_Direction:_ Return each line of the items below that contains the string "unit". Matching is case-sensitive.

_The data:_
────────────────────────────────────────

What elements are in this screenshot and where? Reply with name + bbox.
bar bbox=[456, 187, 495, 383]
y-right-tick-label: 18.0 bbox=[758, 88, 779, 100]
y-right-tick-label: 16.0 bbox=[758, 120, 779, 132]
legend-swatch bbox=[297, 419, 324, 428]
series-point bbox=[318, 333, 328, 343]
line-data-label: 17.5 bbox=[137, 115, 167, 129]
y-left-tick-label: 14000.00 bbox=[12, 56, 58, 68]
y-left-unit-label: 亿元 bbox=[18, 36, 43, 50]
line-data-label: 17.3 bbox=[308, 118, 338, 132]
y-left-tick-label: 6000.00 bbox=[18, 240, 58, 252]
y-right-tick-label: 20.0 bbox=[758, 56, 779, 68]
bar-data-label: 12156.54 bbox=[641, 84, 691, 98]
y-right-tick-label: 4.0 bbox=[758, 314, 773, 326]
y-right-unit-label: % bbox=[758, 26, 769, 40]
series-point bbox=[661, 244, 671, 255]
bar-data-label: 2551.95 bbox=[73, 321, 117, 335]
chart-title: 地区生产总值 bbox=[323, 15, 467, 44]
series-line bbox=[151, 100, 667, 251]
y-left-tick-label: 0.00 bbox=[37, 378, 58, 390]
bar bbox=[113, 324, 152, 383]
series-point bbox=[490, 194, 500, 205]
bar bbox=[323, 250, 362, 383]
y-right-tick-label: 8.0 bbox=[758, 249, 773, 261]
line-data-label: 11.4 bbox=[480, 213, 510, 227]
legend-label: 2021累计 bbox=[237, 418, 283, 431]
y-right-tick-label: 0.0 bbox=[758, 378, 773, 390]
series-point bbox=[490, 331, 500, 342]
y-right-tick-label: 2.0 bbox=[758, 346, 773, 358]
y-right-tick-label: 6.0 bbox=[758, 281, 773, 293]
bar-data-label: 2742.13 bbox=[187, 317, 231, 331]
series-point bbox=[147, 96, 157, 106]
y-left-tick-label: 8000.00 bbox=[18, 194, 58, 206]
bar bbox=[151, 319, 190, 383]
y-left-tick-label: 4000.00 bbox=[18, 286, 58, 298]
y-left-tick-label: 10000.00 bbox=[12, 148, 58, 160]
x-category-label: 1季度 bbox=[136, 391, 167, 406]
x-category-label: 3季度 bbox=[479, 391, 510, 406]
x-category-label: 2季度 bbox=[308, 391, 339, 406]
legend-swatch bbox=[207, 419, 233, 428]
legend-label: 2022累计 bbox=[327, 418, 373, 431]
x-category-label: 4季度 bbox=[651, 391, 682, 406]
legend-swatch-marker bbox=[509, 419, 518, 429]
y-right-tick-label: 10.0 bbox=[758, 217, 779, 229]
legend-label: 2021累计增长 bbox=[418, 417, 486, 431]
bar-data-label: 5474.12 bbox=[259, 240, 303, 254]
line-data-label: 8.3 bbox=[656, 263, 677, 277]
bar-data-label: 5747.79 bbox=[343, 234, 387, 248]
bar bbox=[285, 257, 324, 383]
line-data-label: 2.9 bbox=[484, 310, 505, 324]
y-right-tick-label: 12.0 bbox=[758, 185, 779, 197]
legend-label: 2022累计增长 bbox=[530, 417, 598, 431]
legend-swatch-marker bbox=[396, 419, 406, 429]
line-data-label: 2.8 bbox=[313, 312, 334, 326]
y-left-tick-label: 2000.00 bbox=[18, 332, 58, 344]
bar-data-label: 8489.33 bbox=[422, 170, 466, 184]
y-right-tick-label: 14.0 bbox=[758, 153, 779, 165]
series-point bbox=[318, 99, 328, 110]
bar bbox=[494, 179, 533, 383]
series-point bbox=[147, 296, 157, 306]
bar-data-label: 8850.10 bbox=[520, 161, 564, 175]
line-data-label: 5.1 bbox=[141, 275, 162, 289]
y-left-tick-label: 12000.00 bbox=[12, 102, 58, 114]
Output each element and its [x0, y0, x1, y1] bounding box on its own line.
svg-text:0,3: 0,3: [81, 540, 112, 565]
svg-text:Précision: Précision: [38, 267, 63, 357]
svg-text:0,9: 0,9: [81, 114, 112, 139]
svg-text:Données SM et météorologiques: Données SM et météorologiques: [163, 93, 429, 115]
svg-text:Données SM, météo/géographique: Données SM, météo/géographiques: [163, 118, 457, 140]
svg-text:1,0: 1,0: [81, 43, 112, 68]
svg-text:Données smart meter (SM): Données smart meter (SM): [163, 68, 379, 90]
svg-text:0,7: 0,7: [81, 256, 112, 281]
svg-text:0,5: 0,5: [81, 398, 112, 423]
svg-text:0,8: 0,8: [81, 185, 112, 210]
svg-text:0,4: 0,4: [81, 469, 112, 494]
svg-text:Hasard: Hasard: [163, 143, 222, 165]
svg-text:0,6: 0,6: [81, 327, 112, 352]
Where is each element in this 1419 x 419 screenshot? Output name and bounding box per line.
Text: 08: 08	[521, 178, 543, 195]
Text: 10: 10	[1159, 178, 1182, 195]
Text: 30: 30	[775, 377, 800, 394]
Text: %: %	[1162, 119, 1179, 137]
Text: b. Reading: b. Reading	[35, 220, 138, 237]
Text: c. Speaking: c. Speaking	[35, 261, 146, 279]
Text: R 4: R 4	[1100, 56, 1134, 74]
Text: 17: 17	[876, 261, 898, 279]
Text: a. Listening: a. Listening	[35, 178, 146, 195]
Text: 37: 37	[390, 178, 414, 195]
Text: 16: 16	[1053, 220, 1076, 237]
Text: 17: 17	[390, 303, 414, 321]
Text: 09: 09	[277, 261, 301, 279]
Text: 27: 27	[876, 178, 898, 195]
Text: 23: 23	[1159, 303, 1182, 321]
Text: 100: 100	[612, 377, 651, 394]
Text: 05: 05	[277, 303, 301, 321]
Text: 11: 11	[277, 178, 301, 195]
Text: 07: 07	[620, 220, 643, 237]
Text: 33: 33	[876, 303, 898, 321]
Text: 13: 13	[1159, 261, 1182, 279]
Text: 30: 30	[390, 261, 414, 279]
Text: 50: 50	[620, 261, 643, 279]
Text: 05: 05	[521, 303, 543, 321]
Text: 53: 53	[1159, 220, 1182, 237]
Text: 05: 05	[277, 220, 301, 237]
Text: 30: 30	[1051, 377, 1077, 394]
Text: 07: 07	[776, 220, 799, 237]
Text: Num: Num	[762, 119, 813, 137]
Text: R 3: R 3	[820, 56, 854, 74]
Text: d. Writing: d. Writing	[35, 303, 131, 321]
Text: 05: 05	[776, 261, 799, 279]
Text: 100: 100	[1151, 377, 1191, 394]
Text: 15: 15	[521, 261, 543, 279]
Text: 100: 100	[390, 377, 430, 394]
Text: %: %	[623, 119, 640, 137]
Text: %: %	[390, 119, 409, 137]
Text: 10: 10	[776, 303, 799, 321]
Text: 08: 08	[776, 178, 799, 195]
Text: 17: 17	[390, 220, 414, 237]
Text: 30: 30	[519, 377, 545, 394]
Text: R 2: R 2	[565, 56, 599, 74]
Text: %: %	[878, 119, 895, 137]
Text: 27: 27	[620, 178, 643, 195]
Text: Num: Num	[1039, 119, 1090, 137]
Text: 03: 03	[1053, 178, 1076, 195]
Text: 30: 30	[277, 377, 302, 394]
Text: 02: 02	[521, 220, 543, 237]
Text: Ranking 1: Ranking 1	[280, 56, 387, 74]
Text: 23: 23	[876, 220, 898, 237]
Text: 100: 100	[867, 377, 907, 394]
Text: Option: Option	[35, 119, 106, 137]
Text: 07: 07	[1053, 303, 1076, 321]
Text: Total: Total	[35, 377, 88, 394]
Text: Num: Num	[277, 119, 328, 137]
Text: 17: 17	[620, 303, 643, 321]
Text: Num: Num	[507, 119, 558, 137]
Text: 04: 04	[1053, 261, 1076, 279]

────────────────────────────────────────

_Answer to the problem:_
y-left-unit-label: 亿元 bbox=[18, 36, 43, 50]
y-right-unit-label: % bbox=[758, 26, 769, 40]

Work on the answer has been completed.